# Written exercise:
Copy verbatim the lines from the one that contains "Find all labels, buttons, inputs, and" through the one that contains "text: 1.331 bbox=[737, 8, 749, 31]", both included.

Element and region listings
☆ ☆ ☆ ☆ ☆ ☆ ☆
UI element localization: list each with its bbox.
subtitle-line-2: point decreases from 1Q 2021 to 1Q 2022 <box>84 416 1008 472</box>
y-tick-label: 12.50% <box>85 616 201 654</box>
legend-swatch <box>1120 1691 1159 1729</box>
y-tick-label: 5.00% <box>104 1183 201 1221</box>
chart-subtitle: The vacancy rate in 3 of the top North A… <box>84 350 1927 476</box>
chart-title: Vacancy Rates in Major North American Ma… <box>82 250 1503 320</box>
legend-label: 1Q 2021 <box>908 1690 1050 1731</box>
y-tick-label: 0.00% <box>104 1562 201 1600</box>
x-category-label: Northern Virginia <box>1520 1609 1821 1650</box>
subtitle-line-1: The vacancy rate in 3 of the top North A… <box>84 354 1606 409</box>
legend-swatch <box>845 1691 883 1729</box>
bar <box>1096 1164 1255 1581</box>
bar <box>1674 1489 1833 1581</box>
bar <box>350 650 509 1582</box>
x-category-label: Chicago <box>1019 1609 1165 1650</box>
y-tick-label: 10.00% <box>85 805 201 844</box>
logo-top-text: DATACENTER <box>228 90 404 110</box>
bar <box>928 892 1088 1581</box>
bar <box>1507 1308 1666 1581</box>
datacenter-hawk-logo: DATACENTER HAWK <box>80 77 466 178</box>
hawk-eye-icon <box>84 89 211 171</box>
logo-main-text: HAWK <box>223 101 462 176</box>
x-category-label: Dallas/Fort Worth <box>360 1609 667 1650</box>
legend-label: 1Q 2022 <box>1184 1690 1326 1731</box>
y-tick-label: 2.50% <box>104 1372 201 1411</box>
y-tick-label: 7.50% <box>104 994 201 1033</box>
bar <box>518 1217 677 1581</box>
☆ ☆ ☆ ☆ ☆ ☆ ☆
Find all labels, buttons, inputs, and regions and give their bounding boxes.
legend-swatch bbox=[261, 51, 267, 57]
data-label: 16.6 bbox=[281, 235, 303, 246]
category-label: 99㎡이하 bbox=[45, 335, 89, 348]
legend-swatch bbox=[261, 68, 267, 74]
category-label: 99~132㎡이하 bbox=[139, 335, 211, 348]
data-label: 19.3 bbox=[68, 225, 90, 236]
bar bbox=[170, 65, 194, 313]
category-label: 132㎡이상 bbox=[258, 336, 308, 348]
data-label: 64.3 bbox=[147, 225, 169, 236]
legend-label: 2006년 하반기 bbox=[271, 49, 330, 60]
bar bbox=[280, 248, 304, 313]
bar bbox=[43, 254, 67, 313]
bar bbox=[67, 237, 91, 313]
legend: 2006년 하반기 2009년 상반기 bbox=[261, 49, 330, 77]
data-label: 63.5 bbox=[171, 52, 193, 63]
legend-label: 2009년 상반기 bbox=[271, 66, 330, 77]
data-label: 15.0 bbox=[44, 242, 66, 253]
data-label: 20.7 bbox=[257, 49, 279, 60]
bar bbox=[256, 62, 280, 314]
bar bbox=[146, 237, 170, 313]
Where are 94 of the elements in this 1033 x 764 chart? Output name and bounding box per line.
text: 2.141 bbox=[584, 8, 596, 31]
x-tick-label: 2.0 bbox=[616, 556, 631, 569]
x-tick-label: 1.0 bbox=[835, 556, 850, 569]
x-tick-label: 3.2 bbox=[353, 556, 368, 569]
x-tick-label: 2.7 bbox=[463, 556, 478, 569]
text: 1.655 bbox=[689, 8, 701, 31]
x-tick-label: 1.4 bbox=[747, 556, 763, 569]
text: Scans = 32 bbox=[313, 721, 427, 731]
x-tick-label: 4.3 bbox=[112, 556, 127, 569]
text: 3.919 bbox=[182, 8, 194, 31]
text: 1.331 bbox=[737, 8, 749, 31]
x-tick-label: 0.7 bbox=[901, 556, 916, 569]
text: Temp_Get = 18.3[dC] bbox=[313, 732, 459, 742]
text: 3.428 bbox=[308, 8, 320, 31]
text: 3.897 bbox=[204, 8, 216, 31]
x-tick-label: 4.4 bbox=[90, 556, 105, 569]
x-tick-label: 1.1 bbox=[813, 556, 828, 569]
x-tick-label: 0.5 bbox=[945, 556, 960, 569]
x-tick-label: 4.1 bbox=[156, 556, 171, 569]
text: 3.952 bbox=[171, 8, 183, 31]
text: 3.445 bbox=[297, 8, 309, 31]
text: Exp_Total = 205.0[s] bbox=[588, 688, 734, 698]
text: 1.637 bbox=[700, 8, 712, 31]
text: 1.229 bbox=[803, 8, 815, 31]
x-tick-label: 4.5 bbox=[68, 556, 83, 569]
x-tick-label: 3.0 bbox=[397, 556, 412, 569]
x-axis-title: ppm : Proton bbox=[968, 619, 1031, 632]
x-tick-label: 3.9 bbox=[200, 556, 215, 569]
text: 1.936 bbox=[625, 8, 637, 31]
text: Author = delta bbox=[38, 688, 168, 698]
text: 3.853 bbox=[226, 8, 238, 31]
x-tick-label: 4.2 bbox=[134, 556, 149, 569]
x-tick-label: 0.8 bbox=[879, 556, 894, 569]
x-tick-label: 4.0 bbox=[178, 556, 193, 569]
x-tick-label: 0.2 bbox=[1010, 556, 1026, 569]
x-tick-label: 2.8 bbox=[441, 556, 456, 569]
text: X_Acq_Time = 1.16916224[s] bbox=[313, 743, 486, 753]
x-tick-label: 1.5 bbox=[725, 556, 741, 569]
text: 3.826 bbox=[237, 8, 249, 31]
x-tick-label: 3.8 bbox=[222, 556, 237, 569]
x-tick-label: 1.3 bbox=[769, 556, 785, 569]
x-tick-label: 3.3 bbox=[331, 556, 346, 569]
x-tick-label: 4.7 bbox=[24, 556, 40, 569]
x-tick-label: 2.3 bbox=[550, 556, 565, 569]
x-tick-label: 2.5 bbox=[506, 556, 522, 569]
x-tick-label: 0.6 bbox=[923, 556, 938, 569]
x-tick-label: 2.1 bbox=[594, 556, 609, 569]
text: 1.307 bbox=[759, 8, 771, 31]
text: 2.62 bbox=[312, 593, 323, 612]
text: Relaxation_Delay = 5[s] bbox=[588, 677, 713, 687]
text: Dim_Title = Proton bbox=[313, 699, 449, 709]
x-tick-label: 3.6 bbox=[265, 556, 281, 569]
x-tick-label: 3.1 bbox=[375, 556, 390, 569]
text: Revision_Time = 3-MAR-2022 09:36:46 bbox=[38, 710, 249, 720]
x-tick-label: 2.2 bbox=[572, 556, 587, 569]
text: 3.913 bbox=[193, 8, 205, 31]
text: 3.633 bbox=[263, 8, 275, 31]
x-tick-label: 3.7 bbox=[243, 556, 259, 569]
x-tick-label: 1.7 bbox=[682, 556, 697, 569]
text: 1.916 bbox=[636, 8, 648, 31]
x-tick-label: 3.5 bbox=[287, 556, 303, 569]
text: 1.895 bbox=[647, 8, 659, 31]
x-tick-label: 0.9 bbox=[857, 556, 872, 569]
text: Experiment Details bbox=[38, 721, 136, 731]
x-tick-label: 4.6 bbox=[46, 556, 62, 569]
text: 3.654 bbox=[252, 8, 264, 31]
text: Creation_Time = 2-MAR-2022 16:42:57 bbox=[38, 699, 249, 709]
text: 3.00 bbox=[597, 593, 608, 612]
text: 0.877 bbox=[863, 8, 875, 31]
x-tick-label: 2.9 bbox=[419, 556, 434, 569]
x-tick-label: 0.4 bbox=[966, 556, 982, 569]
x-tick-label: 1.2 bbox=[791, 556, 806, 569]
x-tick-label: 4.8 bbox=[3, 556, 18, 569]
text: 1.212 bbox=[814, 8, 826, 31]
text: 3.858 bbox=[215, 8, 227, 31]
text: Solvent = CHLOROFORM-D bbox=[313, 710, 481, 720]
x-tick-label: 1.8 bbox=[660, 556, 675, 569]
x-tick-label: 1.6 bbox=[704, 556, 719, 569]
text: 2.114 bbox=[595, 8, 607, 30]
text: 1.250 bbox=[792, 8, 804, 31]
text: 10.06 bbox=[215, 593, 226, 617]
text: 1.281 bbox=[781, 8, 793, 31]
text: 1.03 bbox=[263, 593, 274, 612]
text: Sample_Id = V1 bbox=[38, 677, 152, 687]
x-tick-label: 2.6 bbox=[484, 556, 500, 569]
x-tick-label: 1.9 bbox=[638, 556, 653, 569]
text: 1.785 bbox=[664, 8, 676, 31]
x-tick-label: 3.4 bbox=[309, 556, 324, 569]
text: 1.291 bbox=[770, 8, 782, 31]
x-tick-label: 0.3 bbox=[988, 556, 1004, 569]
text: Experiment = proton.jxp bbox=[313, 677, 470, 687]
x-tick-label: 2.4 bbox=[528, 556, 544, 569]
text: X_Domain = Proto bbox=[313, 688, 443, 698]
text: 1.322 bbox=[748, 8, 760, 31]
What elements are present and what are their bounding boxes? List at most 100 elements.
☆ ☆ ☆ ☆ ☆ ☆ ☆
# Output for this task:
Find all labels, buttons, inputs, and regions and give their bounding boxes.
legend-swatch bbox=[261, 51, 267, 57]
data-label: 16.6 bbox=[281, 235, 303, 246]
category-label: 99㎡이하 bbox=[45, 335, 89, 348]
legend-swatch bbox=[261, 68, 267, 74]
category-label: 99~132㎡이하 bbox=[139, 335, 211, 348]
data-label: 19.3 bbox=[68, 225, 90, 236]
bar bbox=[170, 65, 194, 313]
category-label: 132㎡이상 bbox=[258, 336, 308, 348]
data-label: 64.3 bbox=[147, 225, 169, 236]
legend-label: 2006년 하반기 bbox=[271, 49, 330, 60]
bar bbox=[280, 248, 304, 313]
bar bbox=[43, 254, 67, 313]
bar bbox=[67, 237, 91, 313]
legend: 2006년 하반기 2009년 상반기 bbox=[261, 49, 330, 77]
data-label: 63.5 bbox=[171, 52, 193, 63]
legend-label: 2009년 상반기 bbox=[271, 66, 330, 77]
data-label: 15.0 bbox=[44, 242, 66, 253]
data-label: 20.7 bbox=[257, 49, 279, 60]
bar bbox=[256, 62, 280, 314]
bar bbox=[146, 237, 170, 313]
Where are 94 of the elements in this 1033 x 764 chart? Output name and bounding box per line.
text: 2.141 bbox=[584, 8, 596, 31]
x-tick-label: 2.0 bbox=[616, 556, 631, 569]
x-tick-label: 1.0 bbox=[835, 556, 850, 569]
x-tick-label: 3.2 bbox=[353, 556, 368, 569]
x-tick-label: 2.7 bbox=[463, 556, 478, 569]
text: 1.655 bbox=[689, 8, 701, 31]
x-tick-label: 1.4 bbox=[747, 556, 763, 569]
text: Scans = 32 bbox=[313, 721, 427, 731]
x-tick-label: 4.3 bbox=[112, 556, 127, 569]
text: 3.919 bbox=[182, 8, 194, 31]
text: 1.331 bbox=[737, 8, 749, 31]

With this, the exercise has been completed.